What this task involves: Look for "title" in the records and copy every line that has it.

Dataset records:
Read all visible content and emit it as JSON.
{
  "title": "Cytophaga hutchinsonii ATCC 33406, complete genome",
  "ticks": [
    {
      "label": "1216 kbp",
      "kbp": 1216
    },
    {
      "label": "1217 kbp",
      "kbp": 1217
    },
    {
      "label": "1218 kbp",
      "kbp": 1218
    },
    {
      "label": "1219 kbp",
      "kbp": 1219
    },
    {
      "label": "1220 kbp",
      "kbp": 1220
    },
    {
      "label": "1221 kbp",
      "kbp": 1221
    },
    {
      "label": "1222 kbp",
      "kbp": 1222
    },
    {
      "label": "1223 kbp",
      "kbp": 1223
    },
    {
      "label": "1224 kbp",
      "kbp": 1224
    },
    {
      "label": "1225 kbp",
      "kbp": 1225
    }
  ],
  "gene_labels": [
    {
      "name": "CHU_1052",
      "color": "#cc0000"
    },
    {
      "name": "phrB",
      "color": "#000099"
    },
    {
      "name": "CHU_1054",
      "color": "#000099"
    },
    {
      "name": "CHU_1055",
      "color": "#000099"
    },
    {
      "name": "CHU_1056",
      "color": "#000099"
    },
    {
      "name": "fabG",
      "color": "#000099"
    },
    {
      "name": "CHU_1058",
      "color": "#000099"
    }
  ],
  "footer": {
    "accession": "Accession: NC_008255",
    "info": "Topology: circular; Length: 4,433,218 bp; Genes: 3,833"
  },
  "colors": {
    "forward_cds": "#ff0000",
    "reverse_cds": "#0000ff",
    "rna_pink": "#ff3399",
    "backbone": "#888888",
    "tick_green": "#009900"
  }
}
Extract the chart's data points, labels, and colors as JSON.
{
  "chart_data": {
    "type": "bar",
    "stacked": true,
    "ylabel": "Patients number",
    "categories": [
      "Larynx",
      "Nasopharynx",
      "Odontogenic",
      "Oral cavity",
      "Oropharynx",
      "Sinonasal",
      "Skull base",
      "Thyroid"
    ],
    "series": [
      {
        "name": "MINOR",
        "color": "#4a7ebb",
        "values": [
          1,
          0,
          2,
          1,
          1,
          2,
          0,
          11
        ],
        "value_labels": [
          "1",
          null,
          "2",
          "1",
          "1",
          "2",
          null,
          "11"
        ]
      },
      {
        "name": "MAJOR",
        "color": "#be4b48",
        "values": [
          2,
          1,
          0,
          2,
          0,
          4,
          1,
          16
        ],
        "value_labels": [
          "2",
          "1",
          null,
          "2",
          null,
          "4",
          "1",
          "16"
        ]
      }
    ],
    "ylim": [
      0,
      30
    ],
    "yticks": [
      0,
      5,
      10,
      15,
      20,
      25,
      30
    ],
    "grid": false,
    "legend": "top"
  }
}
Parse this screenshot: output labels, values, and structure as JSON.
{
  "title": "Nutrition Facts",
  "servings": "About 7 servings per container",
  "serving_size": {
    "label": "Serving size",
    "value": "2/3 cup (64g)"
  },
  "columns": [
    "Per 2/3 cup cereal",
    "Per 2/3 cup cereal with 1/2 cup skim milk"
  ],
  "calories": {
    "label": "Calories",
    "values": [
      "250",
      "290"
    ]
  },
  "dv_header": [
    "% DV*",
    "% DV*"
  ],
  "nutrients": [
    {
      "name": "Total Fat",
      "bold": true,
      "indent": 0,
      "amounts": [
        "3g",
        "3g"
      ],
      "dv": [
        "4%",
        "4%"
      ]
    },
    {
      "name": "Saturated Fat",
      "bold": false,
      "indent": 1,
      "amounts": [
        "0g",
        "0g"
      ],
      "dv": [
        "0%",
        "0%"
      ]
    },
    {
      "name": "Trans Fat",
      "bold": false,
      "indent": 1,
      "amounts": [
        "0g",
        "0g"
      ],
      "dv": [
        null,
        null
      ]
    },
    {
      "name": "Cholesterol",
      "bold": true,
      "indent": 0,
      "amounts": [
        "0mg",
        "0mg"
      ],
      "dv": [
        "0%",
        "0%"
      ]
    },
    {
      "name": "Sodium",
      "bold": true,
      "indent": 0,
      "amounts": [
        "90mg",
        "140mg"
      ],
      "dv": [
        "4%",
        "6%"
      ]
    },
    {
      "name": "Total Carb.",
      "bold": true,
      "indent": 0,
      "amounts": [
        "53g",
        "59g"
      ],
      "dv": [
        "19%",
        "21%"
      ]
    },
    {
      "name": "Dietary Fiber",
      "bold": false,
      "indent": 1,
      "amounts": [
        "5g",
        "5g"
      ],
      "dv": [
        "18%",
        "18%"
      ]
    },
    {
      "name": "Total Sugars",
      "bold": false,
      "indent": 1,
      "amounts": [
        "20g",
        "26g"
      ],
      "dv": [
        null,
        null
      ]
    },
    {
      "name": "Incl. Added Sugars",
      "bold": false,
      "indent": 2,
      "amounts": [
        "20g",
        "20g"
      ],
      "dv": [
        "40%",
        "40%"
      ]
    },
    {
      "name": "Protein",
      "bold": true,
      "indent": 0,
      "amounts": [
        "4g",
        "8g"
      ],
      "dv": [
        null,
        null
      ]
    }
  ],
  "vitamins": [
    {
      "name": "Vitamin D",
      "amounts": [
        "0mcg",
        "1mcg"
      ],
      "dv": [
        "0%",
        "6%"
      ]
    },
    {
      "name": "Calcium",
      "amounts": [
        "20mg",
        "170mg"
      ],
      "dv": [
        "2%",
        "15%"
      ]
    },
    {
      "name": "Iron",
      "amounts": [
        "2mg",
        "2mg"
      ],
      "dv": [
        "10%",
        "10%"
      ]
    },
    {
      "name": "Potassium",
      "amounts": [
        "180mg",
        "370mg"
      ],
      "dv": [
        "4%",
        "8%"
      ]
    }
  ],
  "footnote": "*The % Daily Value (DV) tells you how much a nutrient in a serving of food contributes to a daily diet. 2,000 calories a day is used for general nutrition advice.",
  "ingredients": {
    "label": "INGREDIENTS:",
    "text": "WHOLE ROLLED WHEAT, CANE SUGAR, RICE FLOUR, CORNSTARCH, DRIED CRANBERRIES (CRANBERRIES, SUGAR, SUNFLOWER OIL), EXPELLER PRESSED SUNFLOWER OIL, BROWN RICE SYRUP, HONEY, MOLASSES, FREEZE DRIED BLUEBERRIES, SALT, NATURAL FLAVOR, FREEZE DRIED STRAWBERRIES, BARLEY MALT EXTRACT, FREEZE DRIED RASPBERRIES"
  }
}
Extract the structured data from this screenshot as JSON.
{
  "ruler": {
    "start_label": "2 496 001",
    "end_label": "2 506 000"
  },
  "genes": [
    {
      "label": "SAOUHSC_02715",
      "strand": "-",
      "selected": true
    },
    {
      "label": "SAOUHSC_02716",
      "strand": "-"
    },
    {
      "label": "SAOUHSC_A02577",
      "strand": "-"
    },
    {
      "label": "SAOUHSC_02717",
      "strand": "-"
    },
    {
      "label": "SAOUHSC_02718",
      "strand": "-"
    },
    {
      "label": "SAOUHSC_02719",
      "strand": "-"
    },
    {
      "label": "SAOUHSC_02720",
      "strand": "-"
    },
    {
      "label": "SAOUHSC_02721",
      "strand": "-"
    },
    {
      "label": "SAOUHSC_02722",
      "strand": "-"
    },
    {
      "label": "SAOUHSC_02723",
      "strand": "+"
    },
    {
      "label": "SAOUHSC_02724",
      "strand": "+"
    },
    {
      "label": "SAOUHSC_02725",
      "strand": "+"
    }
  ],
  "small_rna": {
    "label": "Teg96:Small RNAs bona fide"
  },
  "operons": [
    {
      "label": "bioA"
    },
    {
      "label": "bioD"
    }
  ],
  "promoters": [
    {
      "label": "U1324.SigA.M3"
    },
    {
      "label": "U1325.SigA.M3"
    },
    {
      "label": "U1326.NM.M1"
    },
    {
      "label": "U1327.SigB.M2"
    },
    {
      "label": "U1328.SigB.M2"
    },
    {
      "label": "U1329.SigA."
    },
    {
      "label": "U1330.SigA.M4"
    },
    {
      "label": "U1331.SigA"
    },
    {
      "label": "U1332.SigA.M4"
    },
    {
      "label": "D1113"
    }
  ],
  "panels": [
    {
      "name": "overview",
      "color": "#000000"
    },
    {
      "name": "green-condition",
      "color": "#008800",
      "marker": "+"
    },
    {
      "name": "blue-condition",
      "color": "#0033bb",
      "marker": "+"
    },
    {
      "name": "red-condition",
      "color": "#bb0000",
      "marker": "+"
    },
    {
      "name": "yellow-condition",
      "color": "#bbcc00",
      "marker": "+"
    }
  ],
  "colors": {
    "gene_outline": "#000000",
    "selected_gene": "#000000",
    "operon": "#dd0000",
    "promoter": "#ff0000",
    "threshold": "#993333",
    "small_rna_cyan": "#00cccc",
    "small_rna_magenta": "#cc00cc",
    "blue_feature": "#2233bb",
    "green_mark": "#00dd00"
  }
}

Response to the exercise:
  "title": "Cytophaga hutchinsonii ATCC 33406, complete genome",
  "title": "Nutrition Facts",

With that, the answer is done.